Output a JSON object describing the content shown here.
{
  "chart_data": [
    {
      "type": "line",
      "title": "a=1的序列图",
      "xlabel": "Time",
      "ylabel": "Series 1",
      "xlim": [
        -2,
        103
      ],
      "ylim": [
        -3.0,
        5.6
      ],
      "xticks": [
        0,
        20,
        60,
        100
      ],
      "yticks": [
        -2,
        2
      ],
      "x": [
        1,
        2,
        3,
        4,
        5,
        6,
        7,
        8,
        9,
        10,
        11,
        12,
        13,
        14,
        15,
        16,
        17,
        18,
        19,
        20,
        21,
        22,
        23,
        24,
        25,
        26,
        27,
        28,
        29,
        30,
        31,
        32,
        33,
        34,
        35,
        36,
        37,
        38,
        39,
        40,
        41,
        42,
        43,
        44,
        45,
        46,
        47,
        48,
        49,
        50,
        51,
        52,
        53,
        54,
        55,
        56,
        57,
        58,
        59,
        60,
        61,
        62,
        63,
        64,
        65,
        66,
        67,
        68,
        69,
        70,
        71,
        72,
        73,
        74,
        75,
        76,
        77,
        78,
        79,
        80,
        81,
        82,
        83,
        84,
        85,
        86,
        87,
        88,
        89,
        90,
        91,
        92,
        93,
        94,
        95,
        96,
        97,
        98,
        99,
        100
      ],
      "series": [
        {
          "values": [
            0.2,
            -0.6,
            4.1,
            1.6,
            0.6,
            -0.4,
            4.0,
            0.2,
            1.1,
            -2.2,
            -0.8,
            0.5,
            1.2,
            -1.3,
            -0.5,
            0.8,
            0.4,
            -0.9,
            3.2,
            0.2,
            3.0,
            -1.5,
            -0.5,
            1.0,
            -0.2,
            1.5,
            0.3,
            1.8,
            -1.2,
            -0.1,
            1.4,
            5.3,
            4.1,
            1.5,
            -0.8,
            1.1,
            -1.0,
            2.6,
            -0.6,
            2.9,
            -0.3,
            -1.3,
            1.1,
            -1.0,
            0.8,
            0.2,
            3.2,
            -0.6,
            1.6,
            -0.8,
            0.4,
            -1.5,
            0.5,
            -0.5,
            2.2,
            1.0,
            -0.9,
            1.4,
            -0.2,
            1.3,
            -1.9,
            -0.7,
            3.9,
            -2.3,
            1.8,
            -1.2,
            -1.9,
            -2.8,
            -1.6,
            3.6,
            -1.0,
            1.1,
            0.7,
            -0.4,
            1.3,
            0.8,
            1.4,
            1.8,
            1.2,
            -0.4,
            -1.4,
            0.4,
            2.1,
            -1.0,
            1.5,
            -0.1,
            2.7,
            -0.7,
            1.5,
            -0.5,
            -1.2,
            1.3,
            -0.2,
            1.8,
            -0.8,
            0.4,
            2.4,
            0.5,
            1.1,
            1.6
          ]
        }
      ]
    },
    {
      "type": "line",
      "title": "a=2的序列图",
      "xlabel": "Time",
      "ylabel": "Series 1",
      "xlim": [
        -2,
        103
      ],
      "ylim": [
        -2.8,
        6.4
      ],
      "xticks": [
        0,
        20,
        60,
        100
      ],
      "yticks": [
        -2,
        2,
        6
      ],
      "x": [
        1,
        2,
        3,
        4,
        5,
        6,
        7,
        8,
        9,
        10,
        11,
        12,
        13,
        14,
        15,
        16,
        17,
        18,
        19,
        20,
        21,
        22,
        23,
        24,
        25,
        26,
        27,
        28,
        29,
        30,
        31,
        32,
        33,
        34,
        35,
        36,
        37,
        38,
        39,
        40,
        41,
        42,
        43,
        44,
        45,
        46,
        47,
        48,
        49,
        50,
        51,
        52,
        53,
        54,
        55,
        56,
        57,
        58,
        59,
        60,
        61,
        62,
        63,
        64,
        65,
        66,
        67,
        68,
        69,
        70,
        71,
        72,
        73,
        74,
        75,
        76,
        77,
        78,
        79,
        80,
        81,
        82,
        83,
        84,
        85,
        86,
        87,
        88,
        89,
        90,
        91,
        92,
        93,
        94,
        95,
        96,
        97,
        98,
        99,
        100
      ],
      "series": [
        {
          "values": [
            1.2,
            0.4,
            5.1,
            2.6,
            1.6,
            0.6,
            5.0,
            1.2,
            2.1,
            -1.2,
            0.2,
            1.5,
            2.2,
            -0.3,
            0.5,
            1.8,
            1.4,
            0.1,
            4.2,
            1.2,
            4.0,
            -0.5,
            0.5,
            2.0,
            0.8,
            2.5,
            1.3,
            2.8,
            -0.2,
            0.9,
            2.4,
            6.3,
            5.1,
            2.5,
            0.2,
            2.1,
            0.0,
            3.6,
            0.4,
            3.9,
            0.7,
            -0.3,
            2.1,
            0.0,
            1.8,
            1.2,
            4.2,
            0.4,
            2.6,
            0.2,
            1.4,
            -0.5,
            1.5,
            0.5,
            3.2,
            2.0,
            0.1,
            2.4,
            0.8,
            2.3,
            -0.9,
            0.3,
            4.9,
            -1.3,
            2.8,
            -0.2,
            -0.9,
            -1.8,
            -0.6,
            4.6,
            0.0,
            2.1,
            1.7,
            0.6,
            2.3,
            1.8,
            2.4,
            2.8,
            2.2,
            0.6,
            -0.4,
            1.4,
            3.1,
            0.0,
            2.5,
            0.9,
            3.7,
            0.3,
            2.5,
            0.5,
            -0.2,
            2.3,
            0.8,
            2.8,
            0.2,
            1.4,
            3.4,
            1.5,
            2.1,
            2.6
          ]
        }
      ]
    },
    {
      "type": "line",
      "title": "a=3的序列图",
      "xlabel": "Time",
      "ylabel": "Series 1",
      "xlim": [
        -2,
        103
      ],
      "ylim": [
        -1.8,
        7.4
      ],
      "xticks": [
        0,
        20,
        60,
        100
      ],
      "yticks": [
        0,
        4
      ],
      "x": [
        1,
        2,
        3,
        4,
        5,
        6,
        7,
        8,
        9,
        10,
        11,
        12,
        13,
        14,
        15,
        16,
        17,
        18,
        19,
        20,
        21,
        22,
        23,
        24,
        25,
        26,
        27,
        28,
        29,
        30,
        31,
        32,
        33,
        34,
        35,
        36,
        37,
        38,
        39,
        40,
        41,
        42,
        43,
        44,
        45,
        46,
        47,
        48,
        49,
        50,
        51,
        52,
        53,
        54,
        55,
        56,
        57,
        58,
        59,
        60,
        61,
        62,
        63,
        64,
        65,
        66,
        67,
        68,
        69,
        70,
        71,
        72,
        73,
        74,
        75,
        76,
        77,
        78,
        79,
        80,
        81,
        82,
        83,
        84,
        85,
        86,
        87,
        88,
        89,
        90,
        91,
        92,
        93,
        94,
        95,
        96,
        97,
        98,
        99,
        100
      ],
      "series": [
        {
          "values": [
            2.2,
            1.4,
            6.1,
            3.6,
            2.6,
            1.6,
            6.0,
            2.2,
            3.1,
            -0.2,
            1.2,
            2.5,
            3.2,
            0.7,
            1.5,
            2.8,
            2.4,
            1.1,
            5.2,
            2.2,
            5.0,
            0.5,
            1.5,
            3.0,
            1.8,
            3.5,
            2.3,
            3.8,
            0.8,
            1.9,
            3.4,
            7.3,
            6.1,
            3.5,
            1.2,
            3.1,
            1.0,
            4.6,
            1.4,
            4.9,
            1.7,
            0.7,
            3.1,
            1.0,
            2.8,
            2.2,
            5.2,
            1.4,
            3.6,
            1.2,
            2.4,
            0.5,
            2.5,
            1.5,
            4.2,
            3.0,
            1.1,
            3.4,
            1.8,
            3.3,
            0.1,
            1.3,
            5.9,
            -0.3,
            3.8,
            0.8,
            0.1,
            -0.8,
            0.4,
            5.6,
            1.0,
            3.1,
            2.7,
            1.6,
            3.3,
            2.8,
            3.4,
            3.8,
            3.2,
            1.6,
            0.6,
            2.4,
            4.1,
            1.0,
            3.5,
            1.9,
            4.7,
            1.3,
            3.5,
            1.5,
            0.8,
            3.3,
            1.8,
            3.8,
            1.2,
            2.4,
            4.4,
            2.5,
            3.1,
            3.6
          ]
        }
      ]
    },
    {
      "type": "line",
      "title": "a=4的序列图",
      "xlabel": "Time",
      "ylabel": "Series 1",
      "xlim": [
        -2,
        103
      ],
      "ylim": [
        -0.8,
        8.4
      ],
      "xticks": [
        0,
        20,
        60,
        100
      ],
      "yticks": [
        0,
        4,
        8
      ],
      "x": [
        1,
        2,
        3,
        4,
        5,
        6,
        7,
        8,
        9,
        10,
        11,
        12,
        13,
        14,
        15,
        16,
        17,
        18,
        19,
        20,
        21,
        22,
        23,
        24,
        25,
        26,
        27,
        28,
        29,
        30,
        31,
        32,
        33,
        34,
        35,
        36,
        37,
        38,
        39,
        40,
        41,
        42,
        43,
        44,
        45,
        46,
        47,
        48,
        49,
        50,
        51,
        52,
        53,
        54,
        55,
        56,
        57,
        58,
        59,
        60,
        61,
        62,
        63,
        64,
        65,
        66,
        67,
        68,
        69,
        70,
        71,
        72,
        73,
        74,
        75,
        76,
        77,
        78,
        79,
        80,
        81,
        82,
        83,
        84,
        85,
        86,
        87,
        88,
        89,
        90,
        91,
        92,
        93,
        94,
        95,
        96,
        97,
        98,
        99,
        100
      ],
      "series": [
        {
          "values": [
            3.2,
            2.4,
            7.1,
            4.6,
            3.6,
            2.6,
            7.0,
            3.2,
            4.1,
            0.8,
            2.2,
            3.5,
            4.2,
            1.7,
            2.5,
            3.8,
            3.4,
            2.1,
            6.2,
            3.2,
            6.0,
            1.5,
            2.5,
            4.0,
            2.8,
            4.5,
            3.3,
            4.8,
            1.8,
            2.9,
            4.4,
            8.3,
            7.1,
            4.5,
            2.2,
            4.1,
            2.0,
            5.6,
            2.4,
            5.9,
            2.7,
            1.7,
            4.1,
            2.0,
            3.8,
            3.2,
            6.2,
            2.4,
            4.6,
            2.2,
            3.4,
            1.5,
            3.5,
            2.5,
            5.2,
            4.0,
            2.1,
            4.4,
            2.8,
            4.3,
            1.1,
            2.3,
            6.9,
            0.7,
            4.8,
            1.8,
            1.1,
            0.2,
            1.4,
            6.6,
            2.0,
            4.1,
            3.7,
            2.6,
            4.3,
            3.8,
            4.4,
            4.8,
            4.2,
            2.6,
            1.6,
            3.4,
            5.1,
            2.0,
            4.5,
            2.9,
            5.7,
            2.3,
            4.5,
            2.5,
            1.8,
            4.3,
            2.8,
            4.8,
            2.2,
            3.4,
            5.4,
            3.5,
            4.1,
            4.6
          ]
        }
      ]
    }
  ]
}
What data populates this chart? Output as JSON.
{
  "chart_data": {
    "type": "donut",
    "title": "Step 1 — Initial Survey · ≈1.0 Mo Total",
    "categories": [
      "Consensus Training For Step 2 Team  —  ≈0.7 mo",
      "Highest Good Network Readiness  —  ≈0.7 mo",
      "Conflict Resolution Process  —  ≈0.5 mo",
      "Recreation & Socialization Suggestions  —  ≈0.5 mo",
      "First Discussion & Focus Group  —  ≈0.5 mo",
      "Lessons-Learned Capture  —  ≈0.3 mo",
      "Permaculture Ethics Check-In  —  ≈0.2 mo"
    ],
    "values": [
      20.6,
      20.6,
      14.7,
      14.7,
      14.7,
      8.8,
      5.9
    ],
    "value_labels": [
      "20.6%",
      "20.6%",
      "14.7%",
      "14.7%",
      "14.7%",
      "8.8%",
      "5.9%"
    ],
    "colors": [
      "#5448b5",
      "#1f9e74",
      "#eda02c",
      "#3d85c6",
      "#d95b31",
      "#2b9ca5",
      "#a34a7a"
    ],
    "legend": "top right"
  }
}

◆ ◆ ◆

● **GIVEN TASK**
In the records above, find each line holding "JSON" and copy it.

● **FULL OUTPUT**
Output a JSON object describing the content shown here.
What data populates this chart? Output as JSON.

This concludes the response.